+++ Raw data +++

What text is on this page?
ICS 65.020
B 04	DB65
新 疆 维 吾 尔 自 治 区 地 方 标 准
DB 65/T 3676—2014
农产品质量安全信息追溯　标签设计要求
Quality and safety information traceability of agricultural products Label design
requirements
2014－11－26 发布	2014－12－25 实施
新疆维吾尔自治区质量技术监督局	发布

+++
+++ Raw data +++

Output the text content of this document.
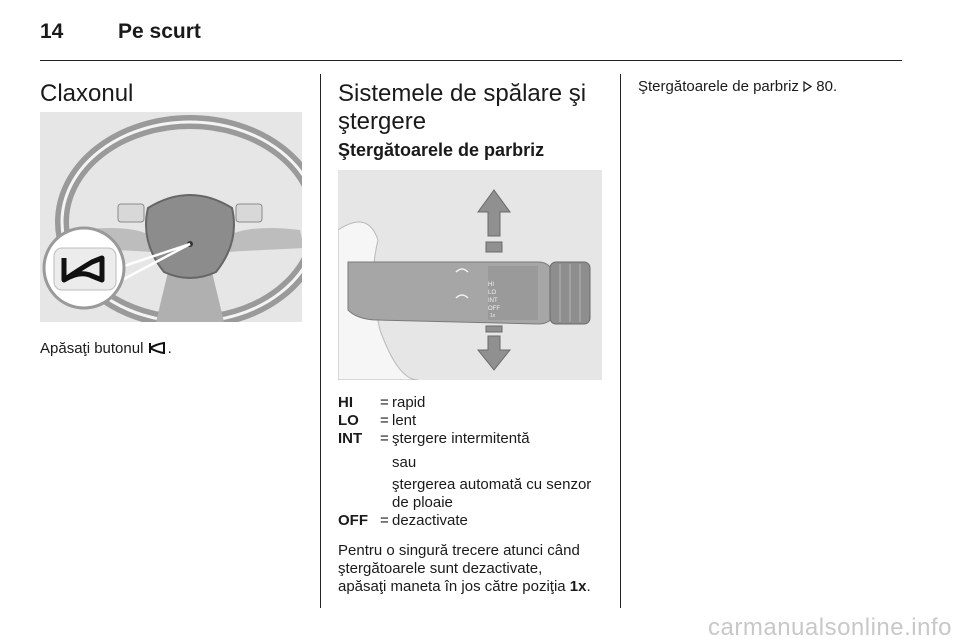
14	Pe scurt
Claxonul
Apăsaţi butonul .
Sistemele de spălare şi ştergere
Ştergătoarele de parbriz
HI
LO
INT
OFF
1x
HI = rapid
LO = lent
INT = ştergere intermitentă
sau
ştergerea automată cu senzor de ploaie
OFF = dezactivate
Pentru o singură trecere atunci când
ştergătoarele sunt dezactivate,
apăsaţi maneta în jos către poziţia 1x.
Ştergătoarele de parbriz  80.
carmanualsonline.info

+++

Determine how many lines include the string "text". Give no answer but the number.

■ **Complete response**
2